> **RECORDS FOR PROCESSING**
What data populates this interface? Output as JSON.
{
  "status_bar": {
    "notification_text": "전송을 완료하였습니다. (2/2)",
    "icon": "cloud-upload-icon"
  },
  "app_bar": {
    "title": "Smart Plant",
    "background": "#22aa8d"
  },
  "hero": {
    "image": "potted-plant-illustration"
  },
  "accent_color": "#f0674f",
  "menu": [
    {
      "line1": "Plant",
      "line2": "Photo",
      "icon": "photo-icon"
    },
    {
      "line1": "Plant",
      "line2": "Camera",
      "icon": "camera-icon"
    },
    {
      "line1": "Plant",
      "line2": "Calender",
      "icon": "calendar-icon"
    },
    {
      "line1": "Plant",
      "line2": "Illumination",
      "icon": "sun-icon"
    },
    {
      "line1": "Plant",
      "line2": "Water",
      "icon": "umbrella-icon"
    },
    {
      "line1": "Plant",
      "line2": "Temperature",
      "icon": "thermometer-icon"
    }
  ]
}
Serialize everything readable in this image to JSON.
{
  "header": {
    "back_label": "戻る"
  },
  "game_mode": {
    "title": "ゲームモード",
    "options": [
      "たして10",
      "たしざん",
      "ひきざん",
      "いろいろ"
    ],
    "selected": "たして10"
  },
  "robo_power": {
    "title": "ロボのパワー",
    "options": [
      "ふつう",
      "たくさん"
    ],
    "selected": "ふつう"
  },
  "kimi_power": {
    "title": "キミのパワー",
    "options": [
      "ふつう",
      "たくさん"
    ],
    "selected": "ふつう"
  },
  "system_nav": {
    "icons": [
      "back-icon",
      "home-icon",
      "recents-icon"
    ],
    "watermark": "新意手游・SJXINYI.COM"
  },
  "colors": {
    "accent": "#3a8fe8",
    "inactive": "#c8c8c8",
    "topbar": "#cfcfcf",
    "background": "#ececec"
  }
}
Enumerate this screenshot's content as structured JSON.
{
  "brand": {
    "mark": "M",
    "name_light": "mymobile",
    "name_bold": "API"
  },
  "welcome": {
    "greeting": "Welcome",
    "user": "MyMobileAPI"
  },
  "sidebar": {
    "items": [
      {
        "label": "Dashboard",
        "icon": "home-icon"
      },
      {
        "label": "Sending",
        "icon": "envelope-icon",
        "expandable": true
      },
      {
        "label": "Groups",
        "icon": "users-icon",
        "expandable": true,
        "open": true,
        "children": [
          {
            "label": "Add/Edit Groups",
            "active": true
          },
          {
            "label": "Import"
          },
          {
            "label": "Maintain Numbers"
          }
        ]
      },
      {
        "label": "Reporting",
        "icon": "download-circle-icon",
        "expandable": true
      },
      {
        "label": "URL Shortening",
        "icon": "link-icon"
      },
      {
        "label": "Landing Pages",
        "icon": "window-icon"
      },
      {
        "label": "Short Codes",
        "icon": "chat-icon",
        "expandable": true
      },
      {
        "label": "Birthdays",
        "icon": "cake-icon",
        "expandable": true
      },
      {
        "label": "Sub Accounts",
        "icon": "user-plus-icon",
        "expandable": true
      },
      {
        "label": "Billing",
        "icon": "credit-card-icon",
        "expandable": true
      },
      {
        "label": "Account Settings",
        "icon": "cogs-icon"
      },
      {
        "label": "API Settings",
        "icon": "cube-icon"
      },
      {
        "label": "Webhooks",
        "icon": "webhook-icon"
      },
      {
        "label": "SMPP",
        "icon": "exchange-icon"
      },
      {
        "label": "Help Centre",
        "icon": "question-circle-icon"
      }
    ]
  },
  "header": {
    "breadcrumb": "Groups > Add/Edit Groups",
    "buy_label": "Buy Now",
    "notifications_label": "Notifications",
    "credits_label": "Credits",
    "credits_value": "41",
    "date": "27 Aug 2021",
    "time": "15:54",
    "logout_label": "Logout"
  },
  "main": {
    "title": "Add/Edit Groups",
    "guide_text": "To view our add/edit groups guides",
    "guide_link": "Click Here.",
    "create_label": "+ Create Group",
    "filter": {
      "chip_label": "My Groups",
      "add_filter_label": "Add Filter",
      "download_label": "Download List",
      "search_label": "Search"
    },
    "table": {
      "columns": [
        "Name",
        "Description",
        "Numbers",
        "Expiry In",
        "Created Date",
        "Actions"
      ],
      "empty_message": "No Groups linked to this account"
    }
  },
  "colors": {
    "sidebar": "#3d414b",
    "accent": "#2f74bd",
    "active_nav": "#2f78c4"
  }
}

> **INSTRUCTION**
Reproduce the material in full, with no word added or dropped.

> **RESPONSE TO THIS TASK**
What data populates this interface? Output as JSON.
{
  "status_bar": {
    "notification_text": "전송을 완료하였습니다. (2/2)",
    "icon": "cloud-upload-icon"
  },
  "app_bar": {
    "title": "Smart Plant",
    "background": "#22aa8d"
  },
  "hero": {
    "image": "potted-plant-illustration"
  },
  "accent_color": "#f0674f",
  "menu": [
    {
      "line1": "Plant",
      "line2": "Photo",
      "icon": "photo-icon"
    },
    {
      "line1": "Plant",
      "line2": "Camera",
      "icon": "camera-icon"
    },
    {
      "line1": "Plant",
      "line2": "Calender",
      "icon": "calendar-icon"
    },
    {
      "line1": "Plant",
      "line2": "Illumination",
      "icon": "sun-icon"
    },
    {
      "line1": "Plant",
      "line2": "Water",
      "icon": "umbrella-icon"
    },
    {
      "line1": "Plant",
      "line2": "Temperature",
      "icon": "thermometer-icon"
    }
  ]
}
Serialize everything readable in this image to JSON.
{
  "header": {
    "back_label": "戻る"
  },
  "game_mode": {
    "title": "ゲームモード",
    "options": [
      "たして10",
      "たしざん",
      "ひきざん",
      "いろいろ"
    ],
    "selected": "たして10"
  },
  "robo_power": {
    "title": "ロボのパワー",
    "options": [
      "ふつう",
      "たくさん"
    ],
    "selected": "ふつう"
  },
  "kimi_power": {
    "title": "キミのパワー",
    "options": [
      "ふつう",
      "たくさん"
    ],
    "selected": "ふつう"
  },
  "system_nav": {
    "icons": [
      "back-icon",
      "home-icon",
      "recents-icon"
    ],
    "watermark": "新意手游・SJXINYI.COM"
  },
  "colors": {
    "accent": "#3a8fe8",
    "inactive": "#c8c8c8",
    "topbar": "#cfcfcf",
    "background": "#ececec"
  }
}
Enumerate this screenshot's content as structured JSON.
{
  "brand": {
    "mark": "M",
    "name_light": "mymobile",
    "name_bold": "API"
  },
  "welcome": {
    "greeting": "Welcome",
    "user": "MyMobileAPI"
  },
  "sidebar": {
    "items": [
      {
        "label": "Dashboard",
        "icon": "home-icon"
      },
      {
        "label": "Sending",
        "icon": "envelope-icon",
        "expandable": true
      },
      {
        "label": "Groups",
        "icon": "users-icon",
        "expandable": true,
        "open": true,
        "children": [
          {
            "label": "Add/Edit Groups",
            "active": true
          },
          {
            "label": "Import"
          },
          {
            "label": "Maintain Numbers"
          }
        ]
      },
      {
        "label": "Reporting",
        "icon": "download-circle-icon",
        "expandable": true
      },
      {
        "label": "URL Shortening",
        "icon": "link-icon"
      },
      {
        "label": "Landing Pages",
        "icon": "window-icon"
      },
      {
        "label": "Short Codes",
        "icon": "chat-icon",
        "expandable": true
      },
      {
        "label": "Birthdays",
        "icon": "cake-icon",
        "expandable": true
      },
      {
        "label": "Sub Accounts",
        "icon": "user-plus-icon",
        "expandable": true
      },
      {
        "label": "Billing",
        "icon": "credit-card-icon",
        "expandable": true
      },
      {
        "label": "Account Settings",
        "icon": "cogs-icon"
      },
      {
        "label": "API Settings",
        "icon": "cube-icon"
      },
      {
        "label": "Webhooks",
        "icon": "webhook-icon"
      },
      {
        "label": "SMPP",
        "icon": "exchange-icon"
      },
      {
        "label": "Help Centre",
        "icon": "question-circle-icon"
      }
    ]
  },
  "header": {
    "breadcrumb": "Groups > Add/Edit Groups",
    "buy_label": "Buy Now",
    "notifications_label": "Notifications",
    "credits_label": "Credits",
    "credits_value": "41",
    "date": "27 Aug 2021",
    "time": "15:54",
    "logout_label": "Logout"
  },
  "main": {
    "title": "Add/Edit Groups",
    "guide_text": "To view our add/edit groups guides",
    "guide_link": "Click Here.",
    "create_label": "+ Create Group",
    "filter": {
      "chip_label": "My Groups",
      "add_filter_label": "Add Filter",
      "download_label": "Download List",
      "search_label": "Search"
    },
    "table": {
      "columns": [
        "Name",
        "Description",
        "Numbers",
        "Expiry In",
        "Created Date",
        "Actions"
      ],
      "empty_message": "No Groups linked to this account"
    }
  },
  "colors": {
    "sidebar": "#3d414b",
    "accent": "#2f74bd",
    "active_nav": "#2f78c4"
  }
}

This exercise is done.